_DATA LINES_
--------------------------------------------------
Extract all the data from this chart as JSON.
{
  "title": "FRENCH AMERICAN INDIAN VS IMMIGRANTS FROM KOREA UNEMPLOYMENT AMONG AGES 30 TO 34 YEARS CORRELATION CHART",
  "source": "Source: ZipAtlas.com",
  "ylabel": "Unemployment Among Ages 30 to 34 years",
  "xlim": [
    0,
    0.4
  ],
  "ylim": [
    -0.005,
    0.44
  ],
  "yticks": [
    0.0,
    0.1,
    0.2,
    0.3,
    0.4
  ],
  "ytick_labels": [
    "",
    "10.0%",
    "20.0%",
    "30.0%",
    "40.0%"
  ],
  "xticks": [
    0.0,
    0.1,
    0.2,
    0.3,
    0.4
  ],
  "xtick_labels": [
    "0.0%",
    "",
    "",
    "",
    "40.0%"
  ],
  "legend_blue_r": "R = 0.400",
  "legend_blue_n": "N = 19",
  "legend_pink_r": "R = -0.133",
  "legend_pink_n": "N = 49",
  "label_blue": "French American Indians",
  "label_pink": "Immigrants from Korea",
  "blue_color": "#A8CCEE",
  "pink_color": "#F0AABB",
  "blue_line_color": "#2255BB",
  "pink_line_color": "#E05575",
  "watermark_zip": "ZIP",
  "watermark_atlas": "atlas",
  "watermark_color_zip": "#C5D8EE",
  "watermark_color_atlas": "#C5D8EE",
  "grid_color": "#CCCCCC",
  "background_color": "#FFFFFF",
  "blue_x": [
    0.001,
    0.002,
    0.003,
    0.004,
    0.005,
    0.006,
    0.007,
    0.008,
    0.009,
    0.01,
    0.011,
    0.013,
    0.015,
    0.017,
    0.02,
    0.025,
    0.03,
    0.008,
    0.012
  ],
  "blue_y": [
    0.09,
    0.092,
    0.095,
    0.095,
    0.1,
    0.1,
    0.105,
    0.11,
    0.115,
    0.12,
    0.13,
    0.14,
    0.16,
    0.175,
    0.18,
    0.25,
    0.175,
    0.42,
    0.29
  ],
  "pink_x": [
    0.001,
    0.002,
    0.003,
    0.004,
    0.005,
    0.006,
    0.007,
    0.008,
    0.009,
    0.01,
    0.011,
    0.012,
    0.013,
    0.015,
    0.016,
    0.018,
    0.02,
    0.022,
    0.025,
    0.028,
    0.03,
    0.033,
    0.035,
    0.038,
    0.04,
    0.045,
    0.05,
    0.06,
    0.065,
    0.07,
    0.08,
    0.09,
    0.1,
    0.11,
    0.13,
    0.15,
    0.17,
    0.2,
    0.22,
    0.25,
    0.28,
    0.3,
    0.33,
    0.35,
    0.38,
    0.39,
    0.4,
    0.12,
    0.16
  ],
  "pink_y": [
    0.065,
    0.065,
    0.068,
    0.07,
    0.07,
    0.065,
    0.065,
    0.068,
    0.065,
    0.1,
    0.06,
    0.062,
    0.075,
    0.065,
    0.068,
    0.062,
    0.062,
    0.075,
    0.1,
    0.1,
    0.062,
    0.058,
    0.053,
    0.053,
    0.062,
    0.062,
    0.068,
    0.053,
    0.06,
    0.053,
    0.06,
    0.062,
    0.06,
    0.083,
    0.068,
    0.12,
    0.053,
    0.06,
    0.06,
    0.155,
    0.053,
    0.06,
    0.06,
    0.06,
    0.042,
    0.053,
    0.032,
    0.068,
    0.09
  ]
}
--------------------------------------------------
_YOUR INSTRUCTIONS_
In full and verbatim, repeat the records given above.

_FULL ANSWER_
Extract all the data from this chart as JSON.
{
  "title": "FRENCH AMERICAN INDIAN VS IMMIGRANTS FROM KOREA UNEMPLOYMENT AMONG AGES 30 TO 34 YEARS CORRELATION CHART",
  "source": "Source: ZipAtlas.com",
  "ylabel": "Unemployment Among Ages 30 to 34 years",
  "xlim": [
    0,
    0.4
  ],
  "ylim": [
    -0.005,
    0.44
  ],
  "yticks": [
    0.0,
    0.1,
    0.2,
    0.3,
    0.4
  ],
  "ytick_labels": [
    "",
    "10.0%",
    "20.0%",
    "30.0%",
    "40.0%"
  ],
  "xticks": [
    0.0,
    0.1,
    0.2,
    0.3,
    0.4
  ],
  "xtick_labels": [
    "0.0%",
    "",
    "",
    "",
    "40.0%"
  ],
  "legend_blue_r": "R = 0.400",
  "legend_blue_n": "N = 19",
  "legend_pink_r": "R = -0.133",
  "legend_pink_n": "N = 49",
  "label_blue": "French American Indians",
  "label_pink": "Immigrants from Korea",
  "blue_color": "#A8CCEE",
  "pink_color": "#F0AABB",
  "blue_line_color": "#2255BB",
  "pink_line_color": "#E05575",
  "watermark_zip": "ZIP",
  "watermark_atlas": "atlas",
  "watermark_color_zip": "#C5D8EE",
  "watermark_color_atlas": "#C5D8EE",
  "grid_color": "#CCCCCC",
  "background_color": "#FFFFFF",
  "blue_x": [
    0.001,
    0.002,
    0.003,
    0.004,
    0.005,
    0.006,
    0.007,
    0.008,
    0.009,
    0.01,
    0.011,
    0.013,
    0.015,
    0.017,
    0.02,
    0.025,
    0.03,
    0.008,
    0.012
  ],
  "blue_y": [
    0.09,
    0.092,
    0.095,
    0.095,
    0.1,
    0.1,
    0.105,
    0.11,
    0.115,
    0.12,
    0.13,
    0.14,
    0.16,
    0.175,
    0.18,
    0.25,
    0.175,
    0.42,
    0.29
  ],
  "pink_x": [
    0.001,
    0.002,
    0.003,
    0.004,
    0.005,
    0.006,
    0.007,
    0.008,
    0.009,
    0.01,
    0.011,
    0.012,
    0.013,
    0.015,
    0.016,
    0.018,
    0.02,
    0.022,
    0.025,
    0.028,
    0.03,
    0.033,
    0.035,
    0.038,
    0.04,
    0.045,
    0.05,
    0.06,
    0.065,
    0.07,
    0.08,
    0.09,
    0.1,
    0.11,
    0.13,
    0.15,
    0.17,
    0.2,
    0.22,
    0.25,
    0.28,
    0.3,
    0.33,
    0.35,
    0.38,
    0.39,
    0.4,
    0.12,
    0.16
  ],
  "pink_y": [
    0.065,
    0.065,
    0.068,
    0.07,
    0.07,
    0.065,
    0.065,
    0.068,
    0.065,
    0.1,
    0.06,
    0.062,
    0.075,
    0.065,
    0.068,
    0.062,
    0.062,
    0.075,
    0.1,
    0.1,
    0.062,
    0.058,
    0.053,
    0.053,
    0.062,
    0.062,
    0.068,
    0.053,
    0.06,
    0.053,
    0.06,
    0.062,
    0.06,
    0.083,
    0.068,
    0.12,
    0.053,
    0.06,
    0.06,
    0.155,
    0.053,
    0.06,
    0.06,
    0.06,
    0.042,
    0.053,
    0.032,
    0.068,
    0.09
  ]
}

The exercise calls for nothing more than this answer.